- **WHAT YOU SHOULD DO**: Return every line in the records below that contains the word "Number".

- **SUPPLIED ENTRIES**:
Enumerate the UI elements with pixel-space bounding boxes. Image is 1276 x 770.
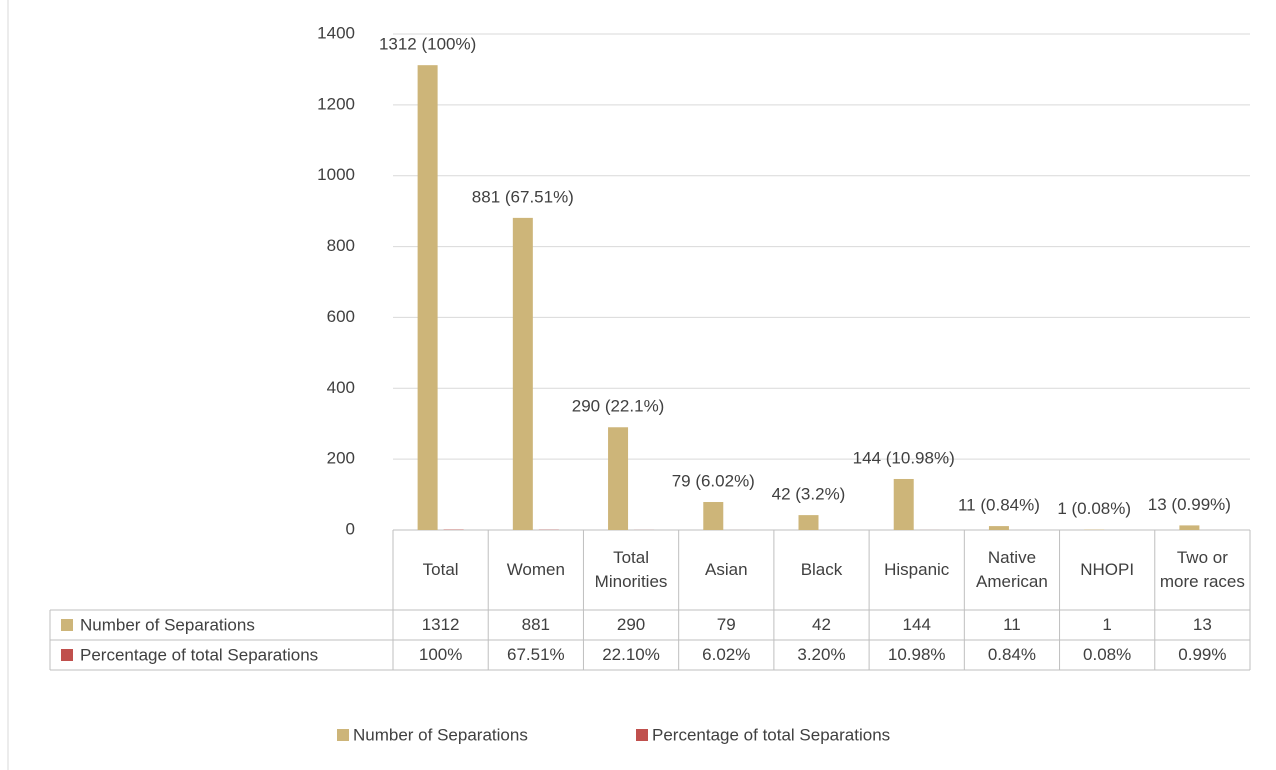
data-label: 11 (0.84%) — [958, 496, 1040, 515]
table-value: 6.02% — [702, 645, 751, 664]
table-value: 1312 — [421, 615, 460, 634]
bar — [1179, 525, 1200, 530]
y-tick-label: 1000 — [317, 165, 355, 184]
data-label: 42 (3.2%) — [772, 485, 846, 504]
y-tick-label: 200 — [327, 449, 355, 468]
category-label: Hispanic — [884, 560, 950, 579]
data-label: 1312 (100%) — [379, 35, 476, 54]
data-label: 881 (67.51%) — [472, 187, 574, 206]
legend-key — [337, 729, 349, 741]
table-value: 290 — [616, 615, 646, 634]
legend-label: Percentage of total Separations — [652, 725, 890, 744]
y-tick-label: 1200 — [317, 94, 355, 113]
legend-key — [636, 729, 648, 741]
y-tick-label: 400 — [327, 378, 355, 397]
table-value: 1 — [1102, 615, 1112, 634]
table-value: 0.08% — [1083, 645, 1132, 664]
y-tick-label: 600 — [327, 307, 355, 326]
data-label: 1 (0.08%) — [1057, 499, 1131, 518]
y-tick-label: 800 — [327, 236, 355, 255]
table-value: 881 — [521, 615, 551, 634]
legend-key — [61, 649, 73, 661]
legend-key — [61, 619, 73, 631]
data-label: 79 (6.02%) — [672, 471, 755, 490]
category-label: Women — [506, 560, 565, 579]
table-value: 144 — [902, 615, 931, 634]
data-label: 144 (10.98%) — [853, 448, 955, 467]
category-label: NHOPI — [1080, 560, 1135, 579]
bar — [988, 526, 1009, 530]
table-value: 22.10% — [602, 645, 660, 664]
bar — [608, 427, 629, 530]
chart-border — [7, 0, 9, 770]
table-value: 79 — [716, 615, 736, 634]
table-value: 42 — [812, 615, 831, 634]
data-label: 290 (22.1%) — [572, 397, 665, 416]
table-value: 0.99% — [1178, 645, 1227, 664]
y-tick-label: 0 — [346, 519, 355, 538]
category-label: Total — [422, 560, 459, 579]
category-label: Black — [800, 560, 843, 579]
table-value: 13 — [1192, 615, 1212, 634]
table-value: 3.20% — [797, 645, 846, 664]
bar — [893, 478, 914, 530]
data-label: 13 (0.99%) — [1148, 495, 1231, 514]
category-label: Two or more races — [1159, 548, 1245, 591]
table-row-label: Percentage of total Separations — [80, 645, 318, 664]
table-value: 100% — [418, 645, 463, 664]
y-tick-label: 1400 — [317, 23, 355, 42]
bar — [703, 502, 724, 530]
table-value: 11 — [1003, 615, 1021, 634]
bar — [512, 217, 533, 531]
bar — [798, 515, 819, 530]
category-label: Total Minorities — [594, 548, 668, 591]
table-value: 10.98% — [887, 645, 946, 664]
bar — [417, 65, 438, 531]
table-value: 0.84% — [987, 645, 1037, 664]
table-value: 67.51% — [506, 645, 565, 664]
category-label: Asian — [705, 560, 748, 579]
legend-label: Number of Separations — [353, 725, 528, 744]
table-row-label: Number of Separations — [80, 615, 255, 634]
category-label: Native American — [976, 548, 1048, 591]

- **RESULT OF THE EXERCISE**:
legend-label: Number of Separations — [353, 725, 528, 744]
table-row-label: Number of Separations — [80, 615, 255, 634]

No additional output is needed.